Begin Source records

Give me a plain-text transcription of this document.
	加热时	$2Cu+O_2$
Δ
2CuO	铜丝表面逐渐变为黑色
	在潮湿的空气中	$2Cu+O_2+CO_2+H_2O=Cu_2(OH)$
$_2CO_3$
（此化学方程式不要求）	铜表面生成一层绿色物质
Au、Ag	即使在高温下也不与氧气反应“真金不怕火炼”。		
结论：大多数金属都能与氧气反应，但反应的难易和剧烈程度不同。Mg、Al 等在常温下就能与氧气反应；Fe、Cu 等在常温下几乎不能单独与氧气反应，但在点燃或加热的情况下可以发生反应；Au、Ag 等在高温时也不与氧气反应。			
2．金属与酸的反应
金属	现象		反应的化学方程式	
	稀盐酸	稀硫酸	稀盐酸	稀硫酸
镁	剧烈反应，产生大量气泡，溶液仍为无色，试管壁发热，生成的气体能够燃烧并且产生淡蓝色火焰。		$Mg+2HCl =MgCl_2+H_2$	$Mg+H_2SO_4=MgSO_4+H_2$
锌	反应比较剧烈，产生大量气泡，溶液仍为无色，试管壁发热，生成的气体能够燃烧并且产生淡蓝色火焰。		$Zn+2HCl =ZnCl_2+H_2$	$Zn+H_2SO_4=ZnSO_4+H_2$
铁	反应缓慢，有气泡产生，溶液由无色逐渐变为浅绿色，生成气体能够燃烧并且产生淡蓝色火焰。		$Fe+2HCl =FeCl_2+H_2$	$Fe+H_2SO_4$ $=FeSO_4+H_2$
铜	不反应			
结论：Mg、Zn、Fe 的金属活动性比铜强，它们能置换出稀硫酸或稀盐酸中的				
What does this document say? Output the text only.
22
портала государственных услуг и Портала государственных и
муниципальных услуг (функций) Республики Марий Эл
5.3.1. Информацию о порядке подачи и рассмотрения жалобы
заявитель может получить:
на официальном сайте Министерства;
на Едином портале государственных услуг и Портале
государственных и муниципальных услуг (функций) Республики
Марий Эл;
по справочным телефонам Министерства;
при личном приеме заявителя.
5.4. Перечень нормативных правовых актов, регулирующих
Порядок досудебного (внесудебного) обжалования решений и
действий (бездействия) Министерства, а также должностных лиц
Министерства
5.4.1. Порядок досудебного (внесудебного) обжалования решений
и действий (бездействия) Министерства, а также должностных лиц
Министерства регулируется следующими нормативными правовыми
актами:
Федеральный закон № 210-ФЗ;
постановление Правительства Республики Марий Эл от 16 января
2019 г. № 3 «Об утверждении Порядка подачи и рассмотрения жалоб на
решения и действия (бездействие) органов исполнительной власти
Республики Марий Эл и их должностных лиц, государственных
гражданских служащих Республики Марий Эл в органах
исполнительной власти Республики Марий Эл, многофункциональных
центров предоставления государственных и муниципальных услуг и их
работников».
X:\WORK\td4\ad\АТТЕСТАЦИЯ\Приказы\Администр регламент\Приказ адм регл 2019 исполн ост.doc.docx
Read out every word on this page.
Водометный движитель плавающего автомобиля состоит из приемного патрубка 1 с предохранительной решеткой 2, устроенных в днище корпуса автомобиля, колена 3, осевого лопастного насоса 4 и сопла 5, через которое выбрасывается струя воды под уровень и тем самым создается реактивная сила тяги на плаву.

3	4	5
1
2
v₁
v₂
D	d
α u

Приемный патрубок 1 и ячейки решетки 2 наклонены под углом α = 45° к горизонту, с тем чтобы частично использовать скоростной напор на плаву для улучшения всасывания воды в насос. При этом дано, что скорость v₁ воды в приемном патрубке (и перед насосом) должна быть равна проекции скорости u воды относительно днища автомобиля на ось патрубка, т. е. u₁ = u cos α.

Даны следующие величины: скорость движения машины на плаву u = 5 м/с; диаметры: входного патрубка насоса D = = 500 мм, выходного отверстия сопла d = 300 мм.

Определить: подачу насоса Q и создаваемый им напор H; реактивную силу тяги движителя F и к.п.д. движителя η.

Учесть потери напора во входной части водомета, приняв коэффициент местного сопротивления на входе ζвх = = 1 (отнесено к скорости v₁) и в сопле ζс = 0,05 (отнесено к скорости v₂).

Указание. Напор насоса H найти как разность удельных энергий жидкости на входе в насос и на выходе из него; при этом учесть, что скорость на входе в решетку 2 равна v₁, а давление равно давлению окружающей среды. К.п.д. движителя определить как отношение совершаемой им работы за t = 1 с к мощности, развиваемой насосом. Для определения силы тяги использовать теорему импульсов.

End Source records
Begin Source records

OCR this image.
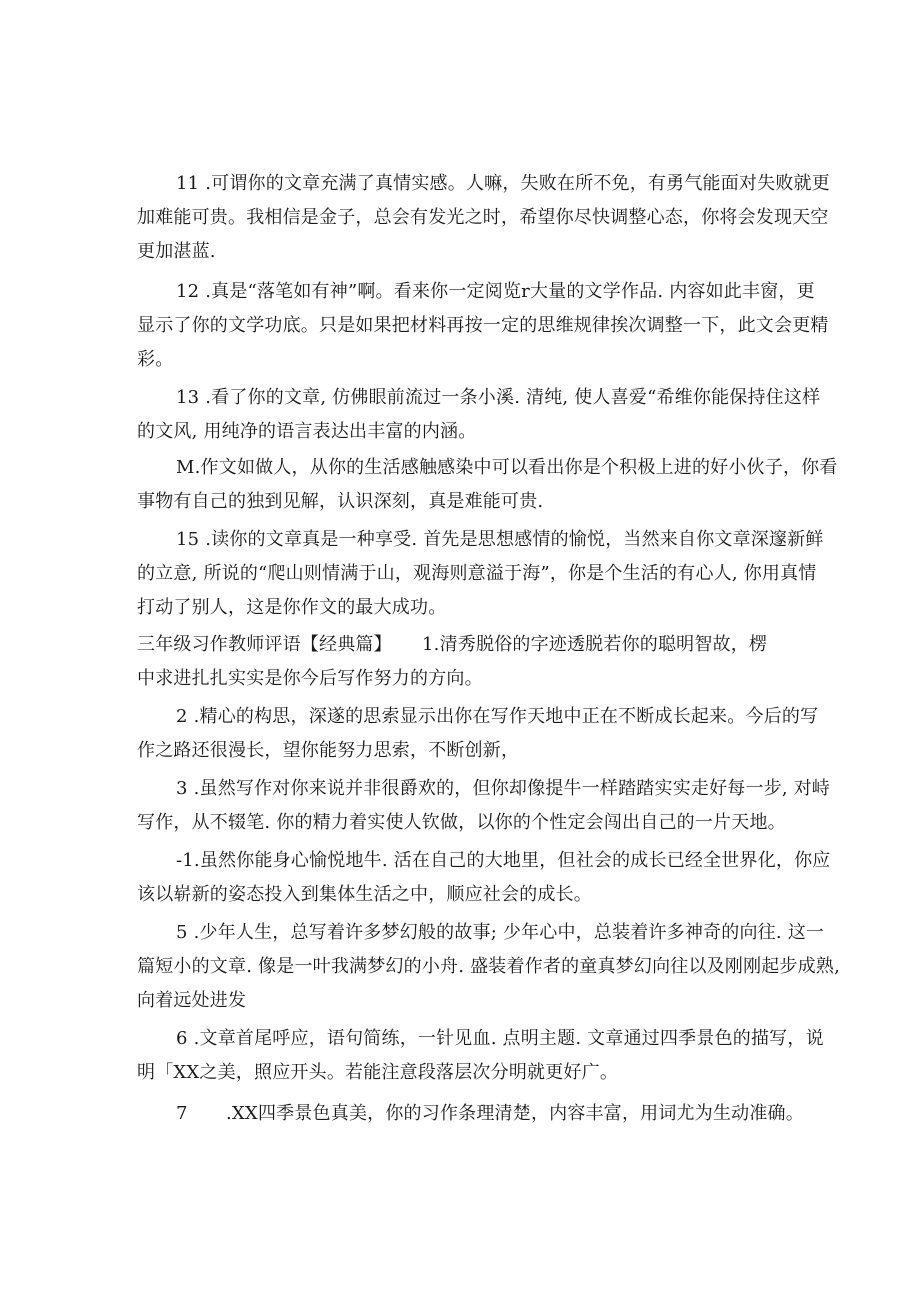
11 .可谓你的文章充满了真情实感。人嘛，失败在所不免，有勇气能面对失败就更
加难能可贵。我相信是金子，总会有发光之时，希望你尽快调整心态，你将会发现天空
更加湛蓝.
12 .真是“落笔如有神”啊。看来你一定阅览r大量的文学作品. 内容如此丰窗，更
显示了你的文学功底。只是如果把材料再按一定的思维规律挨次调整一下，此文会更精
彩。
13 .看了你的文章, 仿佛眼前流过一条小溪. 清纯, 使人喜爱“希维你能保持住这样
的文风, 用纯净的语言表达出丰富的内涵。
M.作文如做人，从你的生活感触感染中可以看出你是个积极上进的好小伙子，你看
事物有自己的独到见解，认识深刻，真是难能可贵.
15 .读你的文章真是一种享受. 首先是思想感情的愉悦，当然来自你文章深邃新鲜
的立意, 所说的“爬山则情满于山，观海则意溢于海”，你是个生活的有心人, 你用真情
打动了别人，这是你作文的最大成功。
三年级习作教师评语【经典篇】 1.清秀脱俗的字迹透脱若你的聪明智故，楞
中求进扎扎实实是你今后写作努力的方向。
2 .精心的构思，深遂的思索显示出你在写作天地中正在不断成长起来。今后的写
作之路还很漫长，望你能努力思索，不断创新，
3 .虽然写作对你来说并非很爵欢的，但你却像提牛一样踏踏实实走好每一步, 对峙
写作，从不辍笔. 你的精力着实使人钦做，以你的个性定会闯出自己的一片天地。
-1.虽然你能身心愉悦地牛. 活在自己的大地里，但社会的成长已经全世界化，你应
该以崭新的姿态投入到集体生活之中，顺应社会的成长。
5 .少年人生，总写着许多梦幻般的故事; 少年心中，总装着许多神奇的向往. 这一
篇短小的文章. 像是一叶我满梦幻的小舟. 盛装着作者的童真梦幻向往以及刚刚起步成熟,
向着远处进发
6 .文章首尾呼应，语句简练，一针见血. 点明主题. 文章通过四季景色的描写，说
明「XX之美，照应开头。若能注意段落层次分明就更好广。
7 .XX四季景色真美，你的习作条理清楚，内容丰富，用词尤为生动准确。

End Source records
Begin Source records

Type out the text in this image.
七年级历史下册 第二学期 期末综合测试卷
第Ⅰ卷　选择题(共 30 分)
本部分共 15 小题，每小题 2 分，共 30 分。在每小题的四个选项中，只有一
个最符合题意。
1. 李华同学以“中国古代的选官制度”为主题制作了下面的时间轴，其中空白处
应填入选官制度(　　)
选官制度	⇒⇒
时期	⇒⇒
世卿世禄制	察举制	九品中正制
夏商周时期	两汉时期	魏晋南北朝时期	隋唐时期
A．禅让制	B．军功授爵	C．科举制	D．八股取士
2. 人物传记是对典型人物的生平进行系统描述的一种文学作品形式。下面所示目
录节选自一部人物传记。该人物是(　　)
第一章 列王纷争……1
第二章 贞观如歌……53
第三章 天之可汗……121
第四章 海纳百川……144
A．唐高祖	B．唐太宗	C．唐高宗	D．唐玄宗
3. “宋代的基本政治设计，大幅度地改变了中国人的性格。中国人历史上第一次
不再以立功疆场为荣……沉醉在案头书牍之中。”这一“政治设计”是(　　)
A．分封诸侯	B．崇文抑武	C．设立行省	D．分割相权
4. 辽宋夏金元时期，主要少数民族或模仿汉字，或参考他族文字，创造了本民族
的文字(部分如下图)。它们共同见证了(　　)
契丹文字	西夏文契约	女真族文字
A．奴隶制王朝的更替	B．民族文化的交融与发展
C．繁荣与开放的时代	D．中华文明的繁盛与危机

End Source records

▶ **Written problem**
Search the entries for the word "должностных", then gather every line that has it.

▶ **Written solution**
действий (бездействия) Министерства, а также должностных лиц
и действий (бездействия) Министерства, а также должностных лиц
Республики Марий Эл и их должностных лиц, государственных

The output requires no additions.